Task brief
Will you quote all of the entries, word for word?

Provided records
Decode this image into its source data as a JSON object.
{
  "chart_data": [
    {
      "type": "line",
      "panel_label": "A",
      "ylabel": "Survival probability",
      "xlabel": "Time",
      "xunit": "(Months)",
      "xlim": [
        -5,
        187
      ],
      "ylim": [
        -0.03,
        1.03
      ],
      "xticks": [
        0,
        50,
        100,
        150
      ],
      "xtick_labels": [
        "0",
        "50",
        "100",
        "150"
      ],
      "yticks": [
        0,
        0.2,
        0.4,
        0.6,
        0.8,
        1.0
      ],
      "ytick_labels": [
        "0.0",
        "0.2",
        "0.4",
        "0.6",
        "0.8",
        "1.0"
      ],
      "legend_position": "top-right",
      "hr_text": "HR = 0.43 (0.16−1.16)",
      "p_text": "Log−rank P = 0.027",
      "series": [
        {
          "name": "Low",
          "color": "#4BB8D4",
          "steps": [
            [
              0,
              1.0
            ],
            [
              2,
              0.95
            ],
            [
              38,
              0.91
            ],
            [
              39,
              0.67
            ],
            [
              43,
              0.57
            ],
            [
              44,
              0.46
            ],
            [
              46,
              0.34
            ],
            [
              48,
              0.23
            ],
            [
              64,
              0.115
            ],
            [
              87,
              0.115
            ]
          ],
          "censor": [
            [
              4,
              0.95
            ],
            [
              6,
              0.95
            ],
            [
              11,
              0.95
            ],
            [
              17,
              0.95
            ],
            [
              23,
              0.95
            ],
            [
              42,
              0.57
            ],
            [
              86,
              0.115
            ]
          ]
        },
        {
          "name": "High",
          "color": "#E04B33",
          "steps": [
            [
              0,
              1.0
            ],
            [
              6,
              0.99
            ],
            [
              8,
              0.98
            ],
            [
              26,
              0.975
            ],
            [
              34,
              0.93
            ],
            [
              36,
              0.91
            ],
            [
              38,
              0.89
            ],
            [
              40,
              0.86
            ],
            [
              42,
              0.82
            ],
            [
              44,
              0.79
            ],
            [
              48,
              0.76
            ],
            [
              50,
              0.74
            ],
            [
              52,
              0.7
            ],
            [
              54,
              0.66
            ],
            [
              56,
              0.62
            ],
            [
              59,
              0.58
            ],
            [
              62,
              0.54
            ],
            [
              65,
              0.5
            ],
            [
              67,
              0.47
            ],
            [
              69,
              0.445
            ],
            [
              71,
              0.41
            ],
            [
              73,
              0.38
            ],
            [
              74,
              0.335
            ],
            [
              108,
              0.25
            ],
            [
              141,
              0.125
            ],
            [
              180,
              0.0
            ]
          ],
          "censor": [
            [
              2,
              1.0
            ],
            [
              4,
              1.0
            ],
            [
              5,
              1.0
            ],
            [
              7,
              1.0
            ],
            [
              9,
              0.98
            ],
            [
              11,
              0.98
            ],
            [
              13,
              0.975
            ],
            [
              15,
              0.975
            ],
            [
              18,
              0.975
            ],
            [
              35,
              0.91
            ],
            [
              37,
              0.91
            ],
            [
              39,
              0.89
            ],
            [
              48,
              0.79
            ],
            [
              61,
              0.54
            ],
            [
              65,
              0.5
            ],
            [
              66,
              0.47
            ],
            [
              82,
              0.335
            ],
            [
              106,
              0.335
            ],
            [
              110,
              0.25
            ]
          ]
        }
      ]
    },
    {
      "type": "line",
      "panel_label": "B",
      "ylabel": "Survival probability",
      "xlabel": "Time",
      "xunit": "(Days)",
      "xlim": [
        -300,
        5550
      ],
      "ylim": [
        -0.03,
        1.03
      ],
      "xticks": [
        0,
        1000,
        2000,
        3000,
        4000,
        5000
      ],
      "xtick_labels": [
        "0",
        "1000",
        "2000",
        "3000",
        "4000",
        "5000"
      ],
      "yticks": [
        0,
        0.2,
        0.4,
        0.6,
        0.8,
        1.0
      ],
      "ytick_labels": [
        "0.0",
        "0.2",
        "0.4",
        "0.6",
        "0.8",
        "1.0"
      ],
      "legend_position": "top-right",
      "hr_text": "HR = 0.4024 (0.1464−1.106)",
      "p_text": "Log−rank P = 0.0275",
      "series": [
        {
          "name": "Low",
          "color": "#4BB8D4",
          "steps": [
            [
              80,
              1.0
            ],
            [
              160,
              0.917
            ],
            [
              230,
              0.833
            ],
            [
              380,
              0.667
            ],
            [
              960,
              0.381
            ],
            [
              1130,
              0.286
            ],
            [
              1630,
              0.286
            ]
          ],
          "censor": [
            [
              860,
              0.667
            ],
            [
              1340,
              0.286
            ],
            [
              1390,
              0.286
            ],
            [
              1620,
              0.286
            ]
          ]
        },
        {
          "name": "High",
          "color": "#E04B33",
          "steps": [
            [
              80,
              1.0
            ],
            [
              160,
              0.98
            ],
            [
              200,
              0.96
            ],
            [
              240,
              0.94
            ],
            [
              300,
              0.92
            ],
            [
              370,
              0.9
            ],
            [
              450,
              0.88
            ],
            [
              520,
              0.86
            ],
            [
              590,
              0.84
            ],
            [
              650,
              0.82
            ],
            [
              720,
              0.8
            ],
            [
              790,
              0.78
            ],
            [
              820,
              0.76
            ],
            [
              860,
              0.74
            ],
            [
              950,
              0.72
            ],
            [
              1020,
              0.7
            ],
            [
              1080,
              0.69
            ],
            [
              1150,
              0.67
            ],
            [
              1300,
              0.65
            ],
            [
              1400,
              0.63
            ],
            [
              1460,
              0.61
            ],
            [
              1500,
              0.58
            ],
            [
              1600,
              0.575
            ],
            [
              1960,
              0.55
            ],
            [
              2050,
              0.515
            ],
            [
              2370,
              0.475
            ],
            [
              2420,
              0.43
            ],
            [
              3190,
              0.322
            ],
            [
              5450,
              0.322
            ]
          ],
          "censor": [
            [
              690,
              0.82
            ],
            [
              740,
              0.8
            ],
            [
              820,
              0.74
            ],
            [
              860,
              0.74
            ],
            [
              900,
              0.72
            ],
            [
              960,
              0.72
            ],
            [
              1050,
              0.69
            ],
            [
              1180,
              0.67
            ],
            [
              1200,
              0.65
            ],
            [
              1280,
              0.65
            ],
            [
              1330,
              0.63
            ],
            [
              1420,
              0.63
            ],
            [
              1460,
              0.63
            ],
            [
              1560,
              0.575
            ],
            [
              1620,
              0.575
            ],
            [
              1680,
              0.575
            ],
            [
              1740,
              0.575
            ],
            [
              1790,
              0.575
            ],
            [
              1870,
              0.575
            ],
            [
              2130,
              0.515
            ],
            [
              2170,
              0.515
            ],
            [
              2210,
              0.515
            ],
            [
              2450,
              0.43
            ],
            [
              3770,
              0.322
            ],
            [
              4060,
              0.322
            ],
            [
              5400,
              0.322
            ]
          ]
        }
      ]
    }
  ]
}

Response to the exercise
Decode this image into its source data as a JSON object.
{
  "chart_data": [
    {
      "type": "line",
      "panel_label": "A",
      "ylabel": "Survival probability",
      "xlabel": "Time",
      "xunit": "(Months)",
      "xlim": [
        -5,
        187
      ],
      "ylim": [
        -0.03,
        1.03
      ],
      "xticks": [
        0,
        50,
        100,
        150
      ],
      "xtick_labels": [
        "0",
        "50",
        "100",
        "150"
      ],
      "yticks": [
        0,
        0.2,
        0.4,
        0.6,
        0.8,
        1.0
      ],
      "ytick_labels": [
        "0.0",
        "0.2",
        "0.4",
        "0.6",
        "0.8",
        "1.0"
      ],
      "legend_position": "top-right",
      "hr_text": "HR = 0.43 (0.16−1.16)",
      "p_text": "Log−rank P = 0.027",
      "series": [
        {
          "name": "Low",
          "color": "#4BB8D4",
          "steps": [
            [
              0,
              1.0
            ],
            [
              2,
              0.95
            ],
            [
              38,
              0.91
            ],
            [
              39,
              0.67
            ],
            [
              43,
              0.57
            ],
            [
              44,
              0.46
            ],
            [
              46,
              0.34
            ],
            [
              48,
              0.23
            ],
            [
              64,
              0.115
            ],
            [
              87,
              0.115
            ]
          ],
          "censor": [
            [
              4,
              0.95
            ],
            [
              6,
              0.95
            ],
            [
              11,
              0.95
            ],
            [
              17,
              0.95
            ],
            [
              23,
              0.95
            ],
            [
              42,
              0.57
            ],
            [
              86,
              0.115
            ]
          ]
        },
        {
          "name": "High",
          "color": "#E04B33",
          "steps": [
            [
              0,
              1.0
            ],
            [
              6,
              0.99
            ],
            [
              8,
              0.98
            ],
            [
              26,
              0.975
            ],
            [
              34,
              0.93
            ],
            [
              36,
              0.91
            ],
            [
              38,
              0.89
            ],
            [
              40,
              0.86
            ],
            [
              42,
              0.82
            ],
            [
              44,
              0.79
            ],
            [
              48,
              0.76
            ],
            [
              50,
              0.74
            ],
            [
              52,
              0.7
            ],
            [
              54,
              0.66
            ],
            [
              56,
              0.62
            ],
            [
              59,
              0.58
            ],
            [
              62,
              0.54
            ],
            [
              65,
              0.5
            ],
            [
              67,
              0.47
            ],
            [
              69,
              0.445
            ],
            [
              71,
              0.41
            ],
            [
              73,
              0.38
            ],
            [
              74,
              0.335
            ],
            [
              108,
              0.25
            ],
            [
              141,
              0.125
            ],
            [
              180,
              0.0
            ]
          ],
          "censor": [
            [
              2,
              1.0
            ],
            [
              4,
              1.0
            ],
            [
              5,
              1.0
            ],
            [
              7,
              1.0
            ],
            [
              9,
              0.98
            ],
            [
              11,
              0.98
            ],
            [
              13,
              0.975
            ],
            [
              15,
              0.975
            ],
            [
              18,
              0.975
            ],
            [
              35,
              0.91
            ],
            [
              37,
              0.91
            ],
            [
              39,
              0.89
            ],
            [
              48,
              0.79
            ],
            [
              61,
              0.54
            ],
            [
              65,
              0.5
            ],
            [
              66,
              0.47
            ],
            [
              82,
              0.335
            ],
            [
              106,
              0.335
            ],
            [
              110,
              0.25
            ]
          ]
        }
      ]
    },
    {
      "type": "line",
      "panel_label": "B",
      "ylabel": "Survival probability",
      "xlabel": "Time",
      "xunit": "(Days)",
      "xlim": [
        -300,
        5550
      ],
      "ylim": [
        -0.03,
        1.03
      ],
      "xticks": [
        0,
        1000,
        2000,
        3000,
        4000,
        5000
      ],
      "xtick_labels": [
        "0",
        "1000",
        "2000",
        "3000",
        "4000",
        "5000"
      ],
      "yticks": [
        0,
        0.2,
        0.4,
        0.6,
        0.8,
        1.0
      ],
      "ytick_labels": [
        "0.0",
        "0.2",
        "0.4",
        "0.6",
        "0.8",
        "1.0"
      ],
      "legend_position": "top-right",
      "hr_text": "HR = 0.4024 (0.1464−1.106)",
      "p_text": "Log−rank P = 0.0275",
      "series": [
        {
          "name": "Low",
          "color": "#4BB8D4",
          "steps": [
            [
              80,
              1.0
            ],
            [
              160,
              0.917
            ],
            [
              230,
              0.833
            ],
            [
              380,
              0.667
            ],
            [
              960,
              0.381
            ],
            [
              1130,
              0.286
            ],
            [
              1630,
              0.286
            ]
          ],
          "censor": [
            [
              860,
              0.667
            ],
            [
              1340,
              0.286
            ],
            [
              1390,
              0.286
            ],
            [
              1620,
              0.286
            ]
          ]
        },
        {
          "name": "High",
          "color": "#E04B33",
          "steps": [
            [
              80,
              1.0
            ],
            [
              160,
              0.98
            ],
            [
              200,
              0.96
            ],
            [
              240,
              0.94
            ],
            [
              300,
              0.92
            ],
            [
              370,
              0.9
            ],
            [
              450,
              0.88
            ],
            [
              520,
              0.86
            ],
            [
              590,
              0.84
            ],
            [
              650,
              0.82
            ],
            [
              720,
              0.8
            ],
            [
              790,
              0.78
            ],
            [
              820,
              0.76
            ],
            [
              860,
              0.74
            ],
            [
              950,
              0.72
            ],
            [
              1020,
              0.7
            ],
            [
              1080,
              0.69
            ],
            [
              1150,
              0.67
            ],
            [
              1300,
              0.65
            ],
            [
              1400,
              0.63
            ],
            [
              1460,
              0.61
            ],
            [
              1500,
              0.58
            ],
            [
              1600,
              0.575
            ],
            [
              1960,
              0.55
            ],
            [
              2050,
              0.515
            ],
            [
              2370,
              0.475
            ],
            [
              2420,
              0.43
            ],
            [
              3190,
              0.322
            ],
            [
              5450,
              0.322
            ]
          ],
          "censor": [
            [
              690,
              0.82
            ],
            [
              740,
              0.8
            ],
            [
              820,
              0.74
            ],
            [
              860,
              0.74
            ],
            [
              900,
              0.72
            ],
            [
              960,
              0.72
            ],
            [
              1050,
              0.69
            ],
            [
              1180,
              0.67
            ],
            [
              1200,
              0.65
            ],
            [
              1280,
              0.65
            ],
            [
              1330,
              0.63
            ],
            [
              1420,
              0.63
            ],
            [
              1460,
              0.63
            ],
            [
              1560,
              0.575
            ],
            [
              1620,
              0.575
            ],
            [
              1680,
              0.575
            ],
            [
              1740,
              0.575
            ],
            [
              1790,
              0.575
            ],
            [
              1870,
              0.575
            ],
            [
              2130,
              0.515
            ],
            [
              2170,
              0.515
            ],
            [
              2210,
              0.515
            ],
            [
              2450,
              0.43
            ],
            [
              3770,
              0.322
            ],
            [
              4060,
              0.322
            ],
            [
              5400,
              0.322
            ]
          ]
        }
      ]
    }
  ]
}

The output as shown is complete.